Where a line holds "Storm", copy it.

[Excerpts from a figure dataset]
==============================

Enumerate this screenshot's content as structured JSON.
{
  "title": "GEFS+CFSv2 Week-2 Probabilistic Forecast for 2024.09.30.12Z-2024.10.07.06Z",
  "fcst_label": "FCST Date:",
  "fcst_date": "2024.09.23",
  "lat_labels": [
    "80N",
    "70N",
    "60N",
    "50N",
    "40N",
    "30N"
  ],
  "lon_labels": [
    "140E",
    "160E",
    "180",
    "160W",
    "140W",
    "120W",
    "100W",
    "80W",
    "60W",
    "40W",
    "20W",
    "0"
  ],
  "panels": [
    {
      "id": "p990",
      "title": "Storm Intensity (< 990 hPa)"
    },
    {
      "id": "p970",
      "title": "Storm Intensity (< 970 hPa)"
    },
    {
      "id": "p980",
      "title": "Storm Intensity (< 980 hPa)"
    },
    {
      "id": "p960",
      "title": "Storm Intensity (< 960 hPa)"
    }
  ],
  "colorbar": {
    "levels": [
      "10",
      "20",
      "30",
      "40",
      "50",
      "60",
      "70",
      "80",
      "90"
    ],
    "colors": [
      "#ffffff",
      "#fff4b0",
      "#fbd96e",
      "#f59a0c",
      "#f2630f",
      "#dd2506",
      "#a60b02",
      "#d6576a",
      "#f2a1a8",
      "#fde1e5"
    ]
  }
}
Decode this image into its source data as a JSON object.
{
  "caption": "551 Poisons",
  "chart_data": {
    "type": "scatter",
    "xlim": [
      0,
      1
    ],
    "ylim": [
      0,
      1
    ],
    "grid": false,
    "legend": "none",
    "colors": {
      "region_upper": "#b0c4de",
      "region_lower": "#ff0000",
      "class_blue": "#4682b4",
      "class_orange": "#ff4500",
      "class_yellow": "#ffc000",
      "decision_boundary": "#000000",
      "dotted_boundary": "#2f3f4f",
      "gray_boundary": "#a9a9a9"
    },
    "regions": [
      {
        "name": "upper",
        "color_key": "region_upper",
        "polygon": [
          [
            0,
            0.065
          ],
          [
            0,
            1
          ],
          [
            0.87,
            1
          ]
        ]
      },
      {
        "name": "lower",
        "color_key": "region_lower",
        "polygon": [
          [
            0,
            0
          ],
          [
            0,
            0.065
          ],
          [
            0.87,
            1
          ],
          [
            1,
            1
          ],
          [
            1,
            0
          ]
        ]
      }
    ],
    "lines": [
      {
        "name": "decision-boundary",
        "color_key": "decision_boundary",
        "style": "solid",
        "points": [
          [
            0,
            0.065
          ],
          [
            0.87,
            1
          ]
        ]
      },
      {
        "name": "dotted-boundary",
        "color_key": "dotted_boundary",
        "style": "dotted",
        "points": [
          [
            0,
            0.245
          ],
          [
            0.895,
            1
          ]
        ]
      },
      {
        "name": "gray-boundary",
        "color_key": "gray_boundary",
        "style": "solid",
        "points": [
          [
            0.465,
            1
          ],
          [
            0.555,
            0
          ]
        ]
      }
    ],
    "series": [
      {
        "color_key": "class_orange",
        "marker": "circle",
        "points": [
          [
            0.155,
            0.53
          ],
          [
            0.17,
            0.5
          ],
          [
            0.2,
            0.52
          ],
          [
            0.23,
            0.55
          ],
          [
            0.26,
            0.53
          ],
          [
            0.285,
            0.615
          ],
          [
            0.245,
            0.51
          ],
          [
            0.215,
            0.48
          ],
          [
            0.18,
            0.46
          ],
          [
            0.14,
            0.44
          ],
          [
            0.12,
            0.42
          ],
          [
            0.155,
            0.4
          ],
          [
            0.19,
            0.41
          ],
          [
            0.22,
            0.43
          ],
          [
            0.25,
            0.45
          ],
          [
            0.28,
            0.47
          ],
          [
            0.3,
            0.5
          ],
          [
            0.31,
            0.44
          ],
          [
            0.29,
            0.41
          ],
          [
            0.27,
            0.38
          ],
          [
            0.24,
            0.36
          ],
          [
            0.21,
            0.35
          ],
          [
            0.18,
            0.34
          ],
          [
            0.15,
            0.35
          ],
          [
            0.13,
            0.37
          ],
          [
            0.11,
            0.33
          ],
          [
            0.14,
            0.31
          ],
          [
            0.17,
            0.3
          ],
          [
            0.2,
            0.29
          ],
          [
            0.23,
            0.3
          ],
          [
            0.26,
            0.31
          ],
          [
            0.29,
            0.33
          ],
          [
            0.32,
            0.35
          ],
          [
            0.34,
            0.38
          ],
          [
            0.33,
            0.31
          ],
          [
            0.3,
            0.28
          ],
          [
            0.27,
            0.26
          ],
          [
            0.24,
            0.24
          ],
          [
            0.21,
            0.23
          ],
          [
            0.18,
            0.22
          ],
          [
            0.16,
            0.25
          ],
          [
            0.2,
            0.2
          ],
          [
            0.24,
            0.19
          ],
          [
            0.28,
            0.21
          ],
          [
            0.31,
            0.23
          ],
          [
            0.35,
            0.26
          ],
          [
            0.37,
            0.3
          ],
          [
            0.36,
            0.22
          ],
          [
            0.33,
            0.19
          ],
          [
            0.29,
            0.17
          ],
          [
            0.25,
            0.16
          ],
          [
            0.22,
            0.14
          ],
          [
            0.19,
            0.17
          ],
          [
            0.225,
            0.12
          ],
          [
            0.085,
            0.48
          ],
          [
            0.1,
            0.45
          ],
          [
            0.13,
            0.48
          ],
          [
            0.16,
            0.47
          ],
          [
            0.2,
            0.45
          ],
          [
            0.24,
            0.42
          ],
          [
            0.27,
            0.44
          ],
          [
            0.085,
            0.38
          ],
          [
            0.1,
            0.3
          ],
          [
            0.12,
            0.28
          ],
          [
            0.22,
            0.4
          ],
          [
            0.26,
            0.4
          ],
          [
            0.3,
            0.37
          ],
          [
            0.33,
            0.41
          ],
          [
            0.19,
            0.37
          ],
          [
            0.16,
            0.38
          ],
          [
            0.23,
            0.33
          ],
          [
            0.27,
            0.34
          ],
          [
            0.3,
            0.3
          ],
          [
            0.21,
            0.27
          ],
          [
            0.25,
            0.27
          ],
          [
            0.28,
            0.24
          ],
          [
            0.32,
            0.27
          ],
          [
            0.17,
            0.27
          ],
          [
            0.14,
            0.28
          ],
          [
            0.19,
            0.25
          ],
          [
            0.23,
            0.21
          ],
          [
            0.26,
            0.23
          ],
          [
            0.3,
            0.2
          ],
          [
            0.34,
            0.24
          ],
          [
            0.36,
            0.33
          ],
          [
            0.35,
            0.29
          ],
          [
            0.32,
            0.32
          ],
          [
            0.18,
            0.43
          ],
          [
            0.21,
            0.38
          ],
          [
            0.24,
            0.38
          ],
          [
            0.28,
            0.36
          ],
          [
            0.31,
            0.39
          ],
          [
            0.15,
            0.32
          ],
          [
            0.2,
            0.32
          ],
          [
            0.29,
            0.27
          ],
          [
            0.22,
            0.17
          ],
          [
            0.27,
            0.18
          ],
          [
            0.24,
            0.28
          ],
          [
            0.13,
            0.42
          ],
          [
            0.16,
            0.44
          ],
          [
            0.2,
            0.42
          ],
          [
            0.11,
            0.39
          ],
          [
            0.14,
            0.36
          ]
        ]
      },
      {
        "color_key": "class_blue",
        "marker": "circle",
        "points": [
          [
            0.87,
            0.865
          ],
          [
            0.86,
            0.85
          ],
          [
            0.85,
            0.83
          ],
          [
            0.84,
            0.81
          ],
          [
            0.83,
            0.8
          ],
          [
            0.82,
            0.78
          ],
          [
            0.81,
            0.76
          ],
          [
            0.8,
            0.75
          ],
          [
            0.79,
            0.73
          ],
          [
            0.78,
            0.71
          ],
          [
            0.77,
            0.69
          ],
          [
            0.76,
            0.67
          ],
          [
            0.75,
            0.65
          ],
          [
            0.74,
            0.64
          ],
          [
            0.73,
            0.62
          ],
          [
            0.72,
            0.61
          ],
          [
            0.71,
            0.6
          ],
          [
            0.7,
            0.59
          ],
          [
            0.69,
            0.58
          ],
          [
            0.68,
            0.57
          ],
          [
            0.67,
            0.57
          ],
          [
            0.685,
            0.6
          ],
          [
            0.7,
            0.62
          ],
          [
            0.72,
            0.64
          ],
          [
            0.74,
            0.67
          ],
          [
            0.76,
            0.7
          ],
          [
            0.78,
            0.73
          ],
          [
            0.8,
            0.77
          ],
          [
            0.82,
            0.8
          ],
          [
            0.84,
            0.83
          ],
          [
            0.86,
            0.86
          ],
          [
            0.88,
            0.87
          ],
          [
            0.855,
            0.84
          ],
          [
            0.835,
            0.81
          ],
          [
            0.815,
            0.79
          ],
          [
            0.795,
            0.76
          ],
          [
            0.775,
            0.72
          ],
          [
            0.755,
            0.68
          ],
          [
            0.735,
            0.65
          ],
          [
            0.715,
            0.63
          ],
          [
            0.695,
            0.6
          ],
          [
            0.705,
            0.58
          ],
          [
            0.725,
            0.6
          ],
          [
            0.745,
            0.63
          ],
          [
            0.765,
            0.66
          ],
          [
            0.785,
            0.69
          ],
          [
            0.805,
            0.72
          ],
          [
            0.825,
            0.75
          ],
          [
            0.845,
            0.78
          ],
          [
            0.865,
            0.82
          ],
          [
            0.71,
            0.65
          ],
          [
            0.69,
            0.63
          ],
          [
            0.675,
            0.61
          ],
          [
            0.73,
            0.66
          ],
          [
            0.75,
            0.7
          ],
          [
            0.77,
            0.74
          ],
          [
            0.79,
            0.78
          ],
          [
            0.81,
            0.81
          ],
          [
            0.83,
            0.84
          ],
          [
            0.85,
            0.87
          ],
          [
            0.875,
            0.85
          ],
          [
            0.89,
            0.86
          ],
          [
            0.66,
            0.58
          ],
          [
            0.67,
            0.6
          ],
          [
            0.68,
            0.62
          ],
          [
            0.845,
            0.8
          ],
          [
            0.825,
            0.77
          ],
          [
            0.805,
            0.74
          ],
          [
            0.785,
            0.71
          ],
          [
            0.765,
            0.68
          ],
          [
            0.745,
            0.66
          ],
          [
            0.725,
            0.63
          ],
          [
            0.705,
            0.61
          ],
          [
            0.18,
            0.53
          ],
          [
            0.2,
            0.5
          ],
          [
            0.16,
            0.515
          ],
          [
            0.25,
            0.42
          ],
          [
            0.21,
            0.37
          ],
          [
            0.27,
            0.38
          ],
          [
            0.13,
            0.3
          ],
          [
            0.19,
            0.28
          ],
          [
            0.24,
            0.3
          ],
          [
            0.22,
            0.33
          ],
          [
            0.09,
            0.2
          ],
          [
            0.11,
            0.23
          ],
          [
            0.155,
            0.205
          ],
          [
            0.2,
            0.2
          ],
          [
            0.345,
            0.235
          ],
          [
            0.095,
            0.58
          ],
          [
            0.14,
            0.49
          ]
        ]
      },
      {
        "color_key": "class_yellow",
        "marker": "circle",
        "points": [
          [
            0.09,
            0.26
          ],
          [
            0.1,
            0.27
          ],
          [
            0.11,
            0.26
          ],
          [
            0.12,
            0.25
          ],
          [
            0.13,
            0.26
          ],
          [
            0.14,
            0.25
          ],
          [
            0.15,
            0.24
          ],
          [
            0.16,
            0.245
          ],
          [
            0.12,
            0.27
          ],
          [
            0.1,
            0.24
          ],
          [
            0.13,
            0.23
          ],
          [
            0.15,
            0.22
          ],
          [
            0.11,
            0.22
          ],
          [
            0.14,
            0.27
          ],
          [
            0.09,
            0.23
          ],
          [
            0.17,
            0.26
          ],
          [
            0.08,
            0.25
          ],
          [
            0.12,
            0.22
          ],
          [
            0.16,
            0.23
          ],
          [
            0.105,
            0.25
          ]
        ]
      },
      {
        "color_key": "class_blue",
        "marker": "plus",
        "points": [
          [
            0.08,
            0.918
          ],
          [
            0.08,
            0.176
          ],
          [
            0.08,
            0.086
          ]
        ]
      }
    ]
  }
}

==============================

■ **Worked answer**
      "title": "Storm Intensity (< 990 hPa)"
      "title": "Storm Intensity (< 970 hPa)"
      "title": "Storm Intensity (< 980 hPa)"
      "title": "Storm Intensity (< 960 hPa)"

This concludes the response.